## Task
Pick out each line containing the string "nhuận" and copy it.

Data records:
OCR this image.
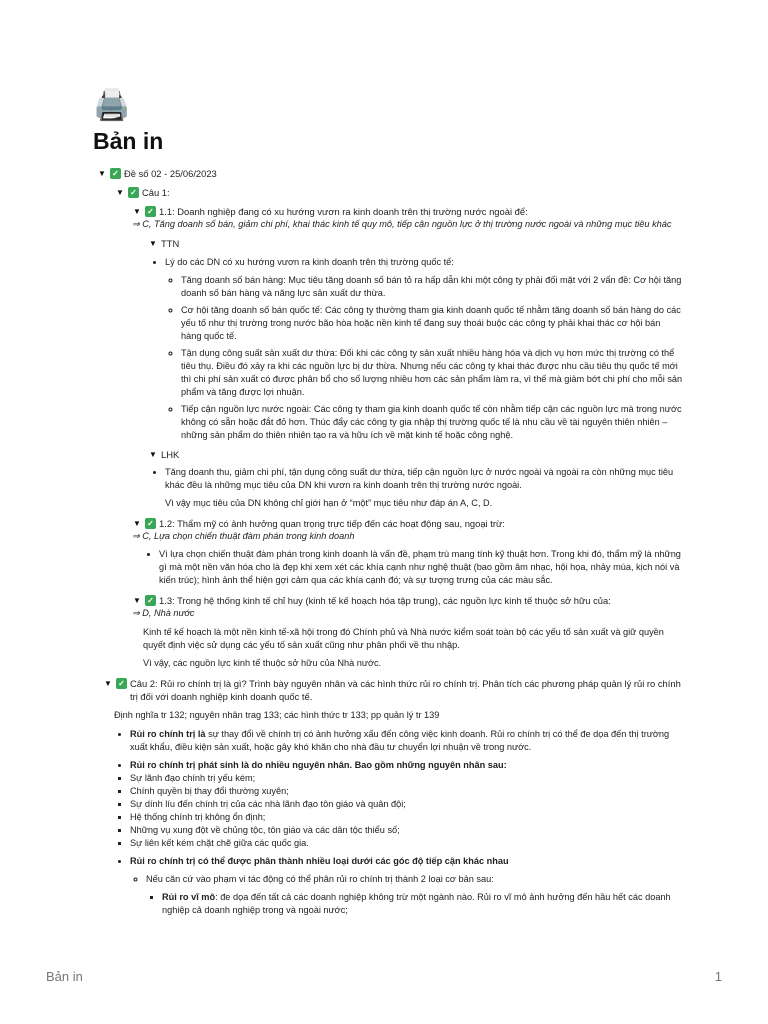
🖨️
Bản in
▼ ✓ Đề số 02 - 25/06/2023
▼ ✓ Câu 1:
▼ ✓ 1.1: Doanh nghiệp đang có xu hướng vươn ra kinh doanh trên thị trường nước ngoài để:
⇒ C, Tăng doanh số bán, giảm chi phí, khai thác kinh tế quy mô, tiếp cận nguồn lực ở thị trường nước ngoài và những mục tiêu khác
▼ TTN
• Lý do các DN có xu hướng vươn ra kinh doanh trên thị trường quốc tế:
◦ Tăng doanh số bán hàng: Mục tiêu tăng doanh số bán tỏ ra hấp dẫn khi một công ty phải đối mặt với 2 vấn đề: Cơ hội tăng doanh số bán hàng và năng lực sản xuất dư thừa.
◦ Cơ hội tăng doanh số bán quốc tế: Các công ty thường tham gia kinh doanh quốc tế nhằm tăng doanh số bán hàng do các yếu tố như thị trường trong nước bão hòa hoặc nền kinh tế đang suy thoái buộc các công ty phải khai thác cơ hội bán hàng quốc tế.
◦ Tận dụng công suất sản xuất dư thừa: Đối khi các công ty sản xuất nhiều hàng hóa và dịch vụ hơn mức thị trường có thể tiêu thụ. Điều đó xảy ra khi các nguồn lực bị dư thừa. Nhưng nếu các công ty khai thác được nhu cầu tiêu thụ quốc tế mới thì chi phí sản xuất có được phân bổ cho số lượng nhiều hơn các sản phẩm làm ra, vì thế mà giảm bớt chi phí cho mỗi sản phẩm và tăng được lợi nhuận.
◦ Tiếp cận nguồn lực nước ngoài: Các công ty tham gia kinh doanh quốc tế còn nhằm tiếp cận các nguồn lực mà trong nước không có sẵn hoặc đắt đỏ hơn. Thúc đẩy các công ty gia nhập thị trường quốc tế là nhu cầu về tài nguyên thiên nhiên – những sản phẩm do thiên nhiên tạo ra và hữu ích về mặt kinh tế hoặc công nghệ.
▼ LHK
• Tăng doanh thu, giảm chi phí, tận dụng công suất dư thừa, tiếp cận nguồn lực ở nước ngoài và ngoài ra còn những mục tiêu khác đều là những mục tiêu của DN khi vươn ra kinh doanh trên thị trường nước ngoài.

Vì vậy mục tiêu của DN không chỉ giới hạn ở “một” mục tiêu như đáp án A, C, D.

▼ ✓ 1.2: Thẩm mỹ có ảnh hưởng quan trọng trực tiếp đến các hoạt động sau, ngoại trừ:
⇒ C, Lựa chọn chiến thuật đàm phán trong kinh doanh
• Vì lựa chọn chiến thuật đàm phán trong kinh doanh là vấn đề, phạm trù mang tính kỹ thuật hơn. Trong khi đó, thẩm mỹ là những gì mà một nền văn hóa cho là đẹp khi xem xét các khía cạnh như nghệ thuật (bao gồm âm nhạc, hội họa, nhảy múa, kịch nói và kiến trúc); hình ảnh thể hiện gợi cảm qua các khía cạnh đó; và sự tượng trưng của các màu sắc.
▼ ✓ 1.3: Trong hệ thống kinh tế chỉ huy (kinh tế kế hoạch hóa tập trung), các nguồn lực kinh tế thuộc sở hữu của:
⇒ D, Nhà nước

Kinh tế kế hoạch là một nền kinh tế-xã hội trong đó Chính phủ và Nhà nước kiểm soát toàn bộ các yếu tố sản xuất và giữ quyền quyết định việc sử dụng các yếu tố sản xuất cũng như phân phối về thu nhập.

Vì vậy, các nguồn lực kinh tế thuộc sở hữu của Nhà nước.

▼ ✓ Câu 2: Rủi ro chính trị là gì? Trình bày nguyên nhân và các hình thức rủi ro chính trị. Phân tích các phương pháp quản lý rủi ro chính trị đối với doanh nghiệp kinh doanh quốc tế.

Định nghĩa tr 132; nguyên nhân trag 133; các hình thức tr 133; pp quản lý tr 139

• Rủi ro chính trị là sự thay đổi về chính trị có ảnh hưởng xấu đến công việc kinh doanh. Rủi ro chính trị có thể đe dọa đến thị trường xuất khẩu, điều kiện sản xuất, hoặc gây khó khăn cho nhà đầu tư chuyển lợi nhuận về trong nước.
• Rủi ro chính trị phát sinh là do nhiều nguyên nhân. Bao gồm những nguyên nhân sau:
▪ Sự lãnh đạo chính trị yếu kém;
▪ Chính quyền bị thay đổi thường xuyên;
▪ Sự dính líu đến chính trị của các nhà lãnh đạo tôn giáo và quân đội;
▪ Hệ thống chính trị không ổn định;
▪ Những vụ xung đột về chủng tộc, tôn giáo và các dân tộc thiểu số;
▪ Sự liên kết kém chặt chẽ giữa các quốc gia.
• Rủi ro chính trị có thể được phân thành nhiều loại dưới các góc độ tiếp cận khác nhau
◦ Nếu căn cứ vào phạm vi tác động có thể phân rủi ro chính trị thành 2 loại cơ bản sau:
▪ Rủi ro vĩ mô: đe dọa đến tất cả các doanh nghiệp không trừ một ngành nào. Rủi ro vĩ mô ảnh hưởng đến hầu hết các doanh nghiệp cả doanh nghiệp trong và ngoài nước;
Bản in	1
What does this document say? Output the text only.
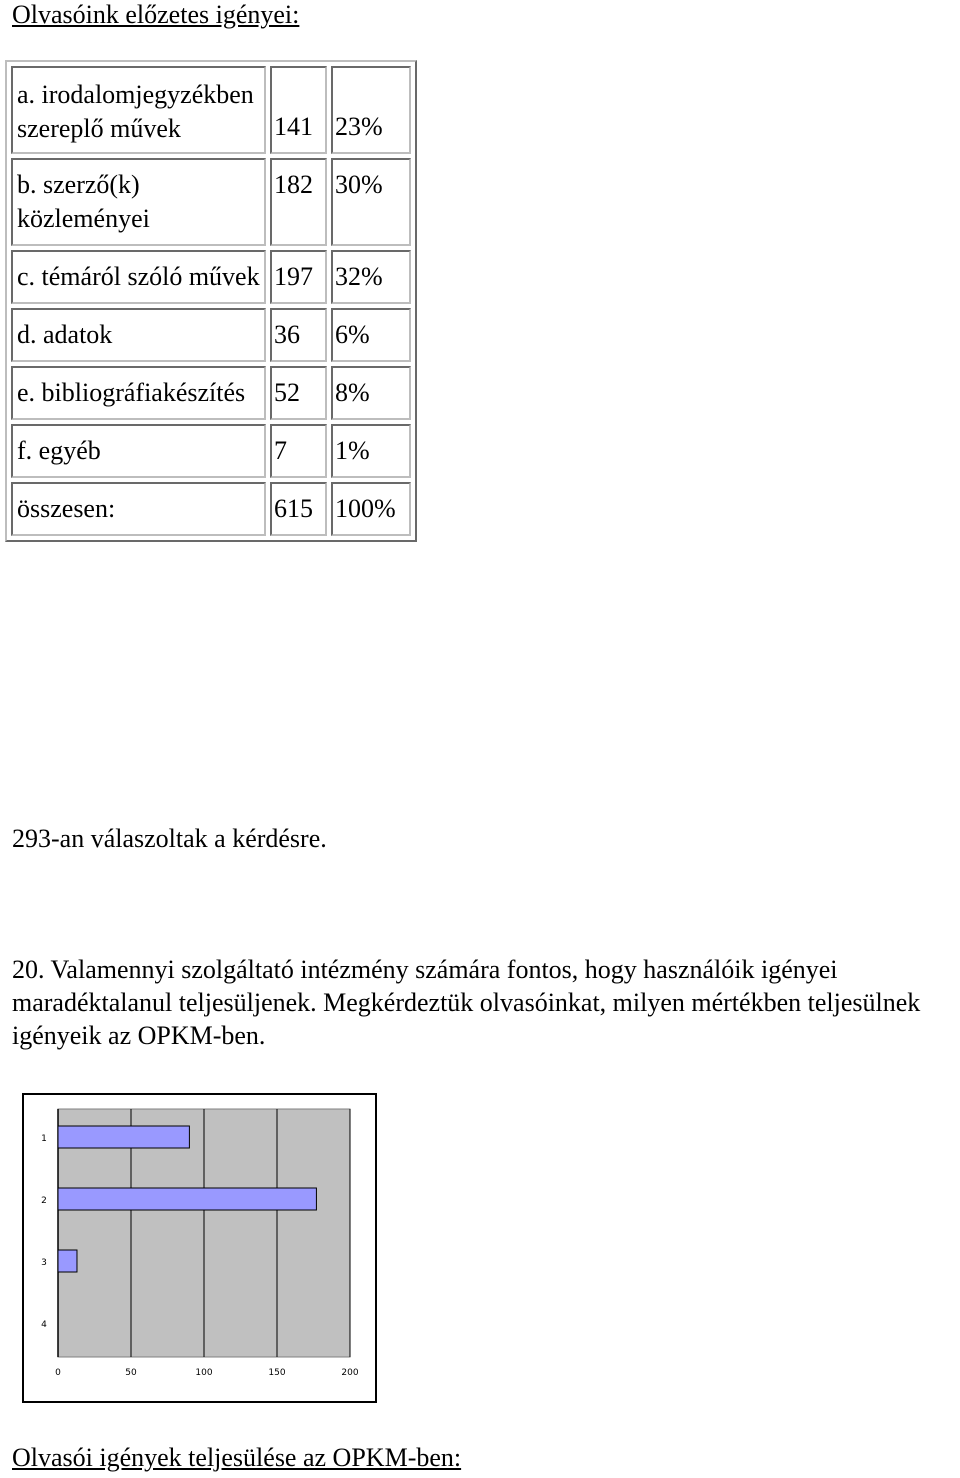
Olvasóink előzetes igényei:
a. irodalomjegyzékben szereplő művek	141	23%
b. szerző(k) közleményei	182	30%
c. témáról szóló művek	197	32%
d. adatok	36	6%
e. bibliográfiakészítés	52	8%
f. egyéb	7	1%
összesen:	615	100%
293-an válaszoltak a kérdésre.
20. Valamennyi szolgáltató intézmény számára fontos, hogy használóik igényei maradéktalanul teljesüljenek. Megkérdeztük olvasóinkat, milyen mértékben teljesülnek igényeik az OPKM-ben.
0	50	100	150	200
1
2
3
4
Olvasói igények teljesülése az OPKM-ben:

## Solution to this exercise
◦ Tận dụng công suất sản xuất dư thừa: Đối khi các công ty sản xuất nhiều hàng hóa và dịch vụ hơn mức thị trường có thể tiêu thụ. Điều đó xảy ra khi các nguồn lực bị dư thừa. Nhưng nếu các công ty khai thác được nhu cầu tiêu thụ quốc tế mới thì chi phí sản xuất có được phân bổ cho số lượng nhiều hơn các sản phẩm làm ra, vì thế mà giảm bớt chi phí cho mỗi sản phẩm và tăng được lợi nhuận.
• Rủi ro chính trị là sự thay đổi về chính trị có ảnh hưởng xấu đến công việc kinh doanh. Rủi ro chính trị có thể đe dọa đến thị trường xuất khẩu, điều kiện sản xuất, hoặc gây khó khăn cho nhà đầu tư chuyển lợi nhuận về trong nước.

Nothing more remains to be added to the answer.